→ **Exercise objective**:
The records that follow are to be repeated without alteration.

[Start of Data for processing]

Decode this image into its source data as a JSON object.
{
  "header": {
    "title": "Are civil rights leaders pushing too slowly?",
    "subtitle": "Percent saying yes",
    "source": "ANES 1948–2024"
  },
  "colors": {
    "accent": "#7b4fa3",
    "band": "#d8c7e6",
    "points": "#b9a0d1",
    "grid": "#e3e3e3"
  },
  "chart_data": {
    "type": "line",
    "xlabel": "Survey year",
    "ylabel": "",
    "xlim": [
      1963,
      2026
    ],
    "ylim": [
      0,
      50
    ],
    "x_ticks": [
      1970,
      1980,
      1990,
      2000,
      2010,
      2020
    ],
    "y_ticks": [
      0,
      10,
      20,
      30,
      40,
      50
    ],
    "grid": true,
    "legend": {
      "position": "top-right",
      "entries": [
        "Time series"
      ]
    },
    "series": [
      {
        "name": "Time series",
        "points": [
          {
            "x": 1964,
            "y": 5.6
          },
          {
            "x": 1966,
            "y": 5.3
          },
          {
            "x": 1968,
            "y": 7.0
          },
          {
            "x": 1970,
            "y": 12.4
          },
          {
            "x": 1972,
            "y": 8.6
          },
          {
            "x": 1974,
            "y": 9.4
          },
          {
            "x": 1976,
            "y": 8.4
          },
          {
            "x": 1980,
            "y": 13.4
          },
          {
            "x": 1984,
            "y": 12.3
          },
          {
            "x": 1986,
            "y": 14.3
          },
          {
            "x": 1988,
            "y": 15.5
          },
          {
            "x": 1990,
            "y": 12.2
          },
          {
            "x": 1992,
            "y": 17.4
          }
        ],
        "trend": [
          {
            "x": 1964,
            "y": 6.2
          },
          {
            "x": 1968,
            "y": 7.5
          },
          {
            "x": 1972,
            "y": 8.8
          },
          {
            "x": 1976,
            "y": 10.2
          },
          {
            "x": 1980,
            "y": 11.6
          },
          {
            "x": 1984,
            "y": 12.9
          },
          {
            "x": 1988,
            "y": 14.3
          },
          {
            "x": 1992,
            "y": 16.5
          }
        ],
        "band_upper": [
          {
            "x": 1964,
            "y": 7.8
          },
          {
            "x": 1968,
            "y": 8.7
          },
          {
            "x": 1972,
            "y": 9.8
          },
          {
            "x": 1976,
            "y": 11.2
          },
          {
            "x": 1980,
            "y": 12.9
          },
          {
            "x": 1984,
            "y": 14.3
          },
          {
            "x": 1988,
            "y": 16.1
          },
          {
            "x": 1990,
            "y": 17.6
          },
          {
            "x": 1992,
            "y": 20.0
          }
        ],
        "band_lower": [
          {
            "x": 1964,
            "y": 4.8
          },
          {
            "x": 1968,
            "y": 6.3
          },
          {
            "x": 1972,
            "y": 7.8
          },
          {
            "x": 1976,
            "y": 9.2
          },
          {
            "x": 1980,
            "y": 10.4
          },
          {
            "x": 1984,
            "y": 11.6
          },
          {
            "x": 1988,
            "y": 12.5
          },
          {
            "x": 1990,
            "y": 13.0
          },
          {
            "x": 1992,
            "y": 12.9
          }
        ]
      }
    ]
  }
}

[End of Data for processing]

→ **Result below**:
Decode this image into its source data as a JSON object.
{
  "header": {
    "title": "Are civil rights leaders pushing too slowly?",
    "subtitle": "Percent saying yes",
    "source": "ANES 1948–2024"
  },
  "colors": {
    "accent": "#7b4fa3",
    "band": "#d8c7e6",
    "points": "#b9a0d1",
    "grid": "#e3e3e3"
  },
  "chart_data": {
    "type": "line",
    "xlabel": "Survey year",
    "ylabel": "",
    "xlim": [
      1963,
      2026
    ],
    "ylim": [
      0,
      50
    ],
    "x_ticks": [
      1970,
      1980,
      1990,
      2000,
      2010,
      2020
    ],
    "y_ticks": [
      0,
      10,
      20,
      30,
      40,
      50
    ],
    "grid": true,
    "legend": {
      "position": "top-right",
      "entries": [
        "Time series"
      ]
    },
    "series": [
      {
        "name": "Time series",
        "points": [
          {
            "x": 1964,
            "y": 5.6
          },
          {
            "x": 1966,
            "y": 5.3
          },
          {
            "x": 1968,
            "y": 7.0
          },
          {
            "x": 1970,
            "y": 12.4
          },
          {
            "x": 1972,
            "y": 8.6
          },
          {
            "x": 1974,
            "y": 9.4
          },
          {
            "x": 1976,
            "y": 8.4
          },
          {
            "x": 1980,
            "y": 13.4
          },
          {
            "x": 1984,
            "y": 12.3
          },
          {
            "x": 1986,
            "y": 14.3
          },
          {
            "x": 1988,
            "y": 15.5
          },
          {
            "x": 1990,
            "y": 12.2
          },
          {
            "x": 1992,
            "y": 17.4
          }
        ],
        "trend": [
          {
            "x": 1964,
            "y": 6.2
          },
          {
            "x": 1968,
            "y": 7.5
          },
          {
            "x": 1972,
            "y": 8.8
          },
          {
            "x": 1976,
            "y": 10.2
          },
          {
            "x": 1980,
            "y": 11.6
          },
          {
            "x": 1984,
            "y": 12.9
          },
          {
            "x": 1988,
            "y": 14.3
          },
          {
            "x": 1992,
            "y": 16.5
          }
        ],
        "band_upper": [
          {
            "x": 1964,
            "y": 7.8
          },
          {
            "x": 1968,
            "y": 8.7
          },
          {
            "x": 1972,
            "y": 9.8
          },
          {
            "x": 1976,
            "y": 11.2
          },
          {
            "x": 1980,
            "y": 12.9
          },
          {
            "x": 1984,
            "y": 14.3
          },
          {
            "x": 1988,
            "y": 16.1
          },
          {
            "x": 1990,
            "y": 17.6
          },
          {
            "x": 1992,
            "y": 20.0
          }
        ],
        "band_lower": [
          {
            "x": 1964,
            "y": 4.8
          },
          {
            "x": 1968,
            "y": 6.3
          },
          {
            "x": 1972,
            "y": 7.8
          },
          {
            "x": 1976,
            "y": 9.2
          },
          {
            "x": 1980,
            "y": 10.4
          },
          {
            "x": 1984,
            "y": 11.6
          },
          {
            "x": 1988,
            "y": 12.5
          },
          {
            "x": 1990,
            "y": 13.0
          },
          {
            "x": 1992,
            "y": 12.9
          }
        ]
      }
    ]
  }
}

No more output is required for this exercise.